# Task to complete:
Gather all lines in the data that hold the string "title".

Dataset records:
------------------------------------
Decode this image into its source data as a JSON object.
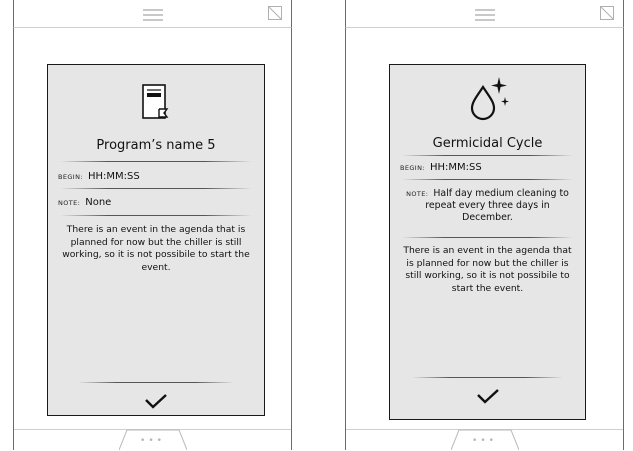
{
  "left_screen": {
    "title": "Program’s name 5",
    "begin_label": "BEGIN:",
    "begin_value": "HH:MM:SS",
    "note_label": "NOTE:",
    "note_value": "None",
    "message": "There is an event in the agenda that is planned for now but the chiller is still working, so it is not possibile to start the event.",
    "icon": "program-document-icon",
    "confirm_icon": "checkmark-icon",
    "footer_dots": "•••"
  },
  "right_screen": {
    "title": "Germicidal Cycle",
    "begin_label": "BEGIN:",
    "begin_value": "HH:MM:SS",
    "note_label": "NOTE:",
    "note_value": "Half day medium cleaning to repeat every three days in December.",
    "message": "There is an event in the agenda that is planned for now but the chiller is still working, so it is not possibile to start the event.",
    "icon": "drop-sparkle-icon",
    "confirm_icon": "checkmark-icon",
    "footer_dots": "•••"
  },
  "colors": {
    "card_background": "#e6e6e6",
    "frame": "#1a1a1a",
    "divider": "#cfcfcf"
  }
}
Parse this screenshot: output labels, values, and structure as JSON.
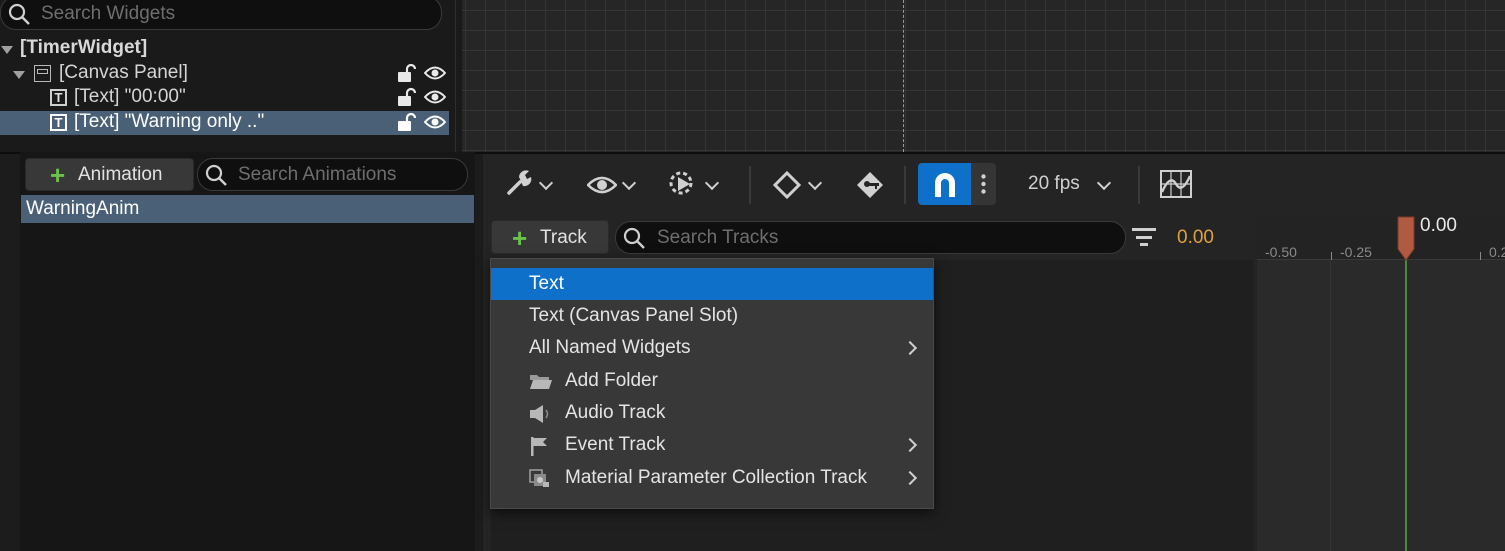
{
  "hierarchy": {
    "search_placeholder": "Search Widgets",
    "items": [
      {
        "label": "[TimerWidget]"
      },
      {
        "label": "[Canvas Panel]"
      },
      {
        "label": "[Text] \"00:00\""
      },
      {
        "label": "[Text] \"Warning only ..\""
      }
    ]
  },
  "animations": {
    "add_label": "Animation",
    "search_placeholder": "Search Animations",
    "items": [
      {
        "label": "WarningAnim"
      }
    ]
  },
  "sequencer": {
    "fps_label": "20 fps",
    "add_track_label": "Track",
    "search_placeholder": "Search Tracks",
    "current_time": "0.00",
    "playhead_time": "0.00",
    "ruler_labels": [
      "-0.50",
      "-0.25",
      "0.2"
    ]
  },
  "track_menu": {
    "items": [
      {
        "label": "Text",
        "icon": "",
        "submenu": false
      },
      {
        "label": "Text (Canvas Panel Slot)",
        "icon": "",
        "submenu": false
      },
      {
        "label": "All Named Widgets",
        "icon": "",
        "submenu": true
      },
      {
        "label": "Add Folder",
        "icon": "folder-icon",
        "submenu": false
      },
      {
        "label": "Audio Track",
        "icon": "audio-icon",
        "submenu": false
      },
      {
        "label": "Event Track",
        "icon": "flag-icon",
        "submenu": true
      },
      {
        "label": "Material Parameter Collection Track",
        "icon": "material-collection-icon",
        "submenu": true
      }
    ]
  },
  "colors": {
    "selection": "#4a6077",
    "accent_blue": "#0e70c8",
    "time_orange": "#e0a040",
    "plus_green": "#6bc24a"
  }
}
------------------------------------
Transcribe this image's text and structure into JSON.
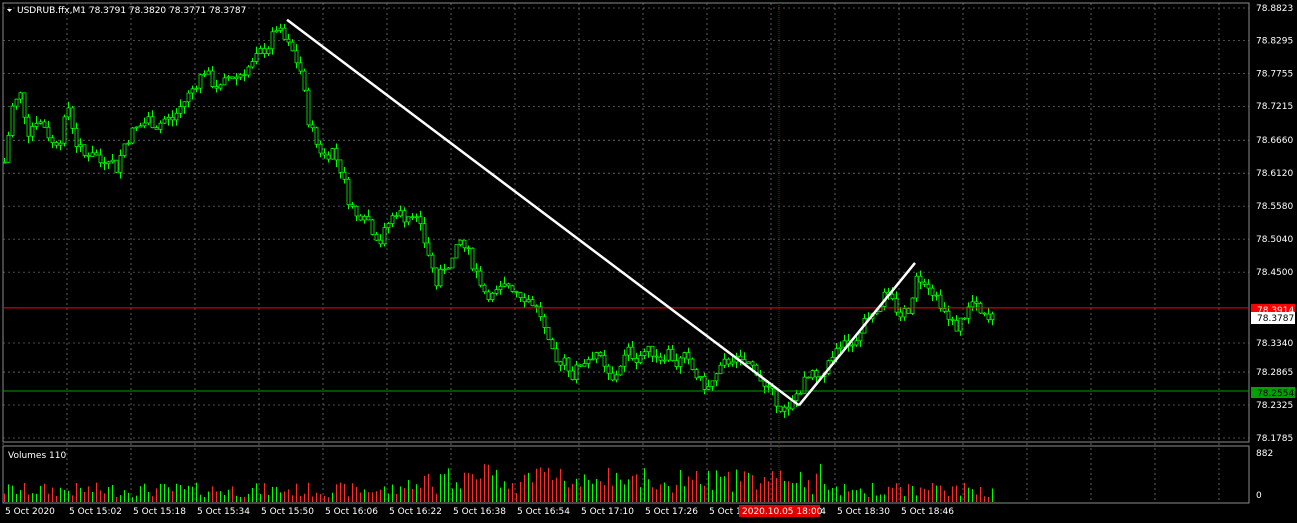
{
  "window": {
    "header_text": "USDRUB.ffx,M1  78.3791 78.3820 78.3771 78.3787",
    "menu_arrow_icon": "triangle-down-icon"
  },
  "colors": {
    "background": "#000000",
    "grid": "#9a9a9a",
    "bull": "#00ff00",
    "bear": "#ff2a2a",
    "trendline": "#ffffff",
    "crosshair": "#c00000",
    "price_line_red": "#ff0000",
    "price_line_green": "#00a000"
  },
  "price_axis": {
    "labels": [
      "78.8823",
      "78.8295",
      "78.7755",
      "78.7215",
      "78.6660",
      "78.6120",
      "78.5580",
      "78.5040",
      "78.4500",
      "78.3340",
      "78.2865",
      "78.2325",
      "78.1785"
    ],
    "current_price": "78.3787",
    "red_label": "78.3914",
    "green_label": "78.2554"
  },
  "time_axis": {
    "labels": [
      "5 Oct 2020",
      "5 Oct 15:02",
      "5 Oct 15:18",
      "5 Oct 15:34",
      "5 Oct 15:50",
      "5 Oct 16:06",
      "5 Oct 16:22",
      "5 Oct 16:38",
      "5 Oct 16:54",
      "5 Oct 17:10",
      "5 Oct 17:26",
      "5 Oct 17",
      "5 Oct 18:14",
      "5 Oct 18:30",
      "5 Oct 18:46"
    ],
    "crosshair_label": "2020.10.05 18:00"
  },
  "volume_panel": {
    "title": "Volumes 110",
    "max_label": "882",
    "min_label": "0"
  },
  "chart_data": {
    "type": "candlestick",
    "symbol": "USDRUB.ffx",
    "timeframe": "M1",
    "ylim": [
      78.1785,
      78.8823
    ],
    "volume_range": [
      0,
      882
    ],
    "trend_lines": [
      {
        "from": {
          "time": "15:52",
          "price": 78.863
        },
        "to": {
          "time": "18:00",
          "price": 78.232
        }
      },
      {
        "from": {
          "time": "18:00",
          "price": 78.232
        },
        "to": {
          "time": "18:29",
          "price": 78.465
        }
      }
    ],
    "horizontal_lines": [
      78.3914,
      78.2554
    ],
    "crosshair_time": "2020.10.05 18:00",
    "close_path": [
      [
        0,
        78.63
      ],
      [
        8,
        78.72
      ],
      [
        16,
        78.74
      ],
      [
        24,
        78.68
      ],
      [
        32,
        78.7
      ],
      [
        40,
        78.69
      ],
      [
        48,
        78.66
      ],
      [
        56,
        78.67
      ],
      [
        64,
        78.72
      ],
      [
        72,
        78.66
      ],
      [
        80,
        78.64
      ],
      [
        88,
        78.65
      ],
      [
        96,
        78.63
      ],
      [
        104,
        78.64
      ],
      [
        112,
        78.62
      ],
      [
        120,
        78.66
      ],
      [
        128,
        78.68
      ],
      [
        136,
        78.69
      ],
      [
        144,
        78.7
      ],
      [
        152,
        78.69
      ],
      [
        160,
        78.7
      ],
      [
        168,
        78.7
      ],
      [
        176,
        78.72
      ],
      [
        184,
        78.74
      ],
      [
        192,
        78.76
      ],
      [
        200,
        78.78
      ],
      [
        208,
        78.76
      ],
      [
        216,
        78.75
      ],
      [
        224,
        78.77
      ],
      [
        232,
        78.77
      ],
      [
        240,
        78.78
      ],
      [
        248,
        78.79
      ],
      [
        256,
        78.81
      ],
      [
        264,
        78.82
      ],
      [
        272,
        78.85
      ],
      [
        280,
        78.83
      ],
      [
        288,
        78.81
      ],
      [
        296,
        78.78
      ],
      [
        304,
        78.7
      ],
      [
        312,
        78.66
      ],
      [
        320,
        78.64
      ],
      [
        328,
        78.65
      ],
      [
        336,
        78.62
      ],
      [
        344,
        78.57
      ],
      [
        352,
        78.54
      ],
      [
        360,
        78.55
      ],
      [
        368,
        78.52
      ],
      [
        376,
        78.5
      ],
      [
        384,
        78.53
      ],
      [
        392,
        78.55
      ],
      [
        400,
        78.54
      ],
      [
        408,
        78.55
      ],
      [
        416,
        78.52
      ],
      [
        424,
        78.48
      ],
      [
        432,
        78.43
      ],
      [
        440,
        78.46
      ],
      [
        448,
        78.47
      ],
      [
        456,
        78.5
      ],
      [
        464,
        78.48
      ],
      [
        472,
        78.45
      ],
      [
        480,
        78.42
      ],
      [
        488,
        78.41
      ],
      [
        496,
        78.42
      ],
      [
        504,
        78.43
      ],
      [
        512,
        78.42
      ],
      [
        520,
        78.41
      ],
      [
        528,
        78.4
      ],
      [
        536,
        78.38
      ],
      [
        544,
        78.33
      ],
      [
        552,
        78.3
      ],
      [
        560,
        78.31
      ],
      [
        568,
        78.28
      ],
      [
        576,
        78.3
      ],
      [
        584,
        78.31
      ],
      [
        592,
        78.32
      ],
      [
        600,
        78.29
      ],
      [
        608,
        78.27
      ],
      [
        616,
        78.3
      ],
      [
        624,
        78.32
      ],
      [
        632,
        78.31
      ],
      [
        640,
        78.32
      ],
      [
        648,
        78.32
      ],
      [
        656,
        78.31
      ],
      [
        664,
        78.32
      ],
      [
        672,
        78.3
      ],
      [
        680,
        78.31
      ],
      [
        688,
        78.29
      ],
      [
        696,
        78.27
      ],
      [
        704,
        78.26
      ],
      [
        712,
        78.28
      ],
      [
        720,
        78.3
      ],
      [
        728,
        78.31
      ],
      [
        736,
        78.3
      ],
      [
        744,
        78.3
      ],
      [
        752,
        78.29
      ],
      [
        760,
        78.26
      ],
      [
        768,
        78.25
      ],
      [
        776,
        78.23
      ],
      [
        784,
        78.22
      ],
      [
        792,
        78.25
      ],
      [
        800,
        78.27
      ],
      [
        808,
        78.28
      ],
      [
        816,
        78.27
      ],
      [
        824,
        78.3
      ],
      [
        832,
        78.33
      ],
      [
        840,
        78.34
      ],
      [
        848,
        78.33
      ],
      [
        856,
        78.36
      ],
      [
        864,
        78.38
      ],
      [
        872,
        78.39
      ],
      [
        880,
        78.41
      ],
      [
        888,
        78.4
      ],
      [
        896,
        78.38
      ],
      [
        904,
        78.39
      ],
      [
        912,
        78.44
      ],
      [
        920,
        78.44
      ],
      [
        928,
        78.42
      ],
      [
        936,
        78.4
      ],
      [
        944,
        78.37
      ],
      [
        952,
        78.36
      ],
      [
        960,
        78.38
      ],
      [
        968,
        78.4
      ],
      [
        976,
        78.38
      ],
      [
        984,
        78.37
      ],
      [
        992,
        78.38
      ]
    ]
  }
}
------------------------------------
# Written answer:
    "title": "Program’s name 5",
    "title": "Germicidal Cycle",
    "title": "Volumes 110",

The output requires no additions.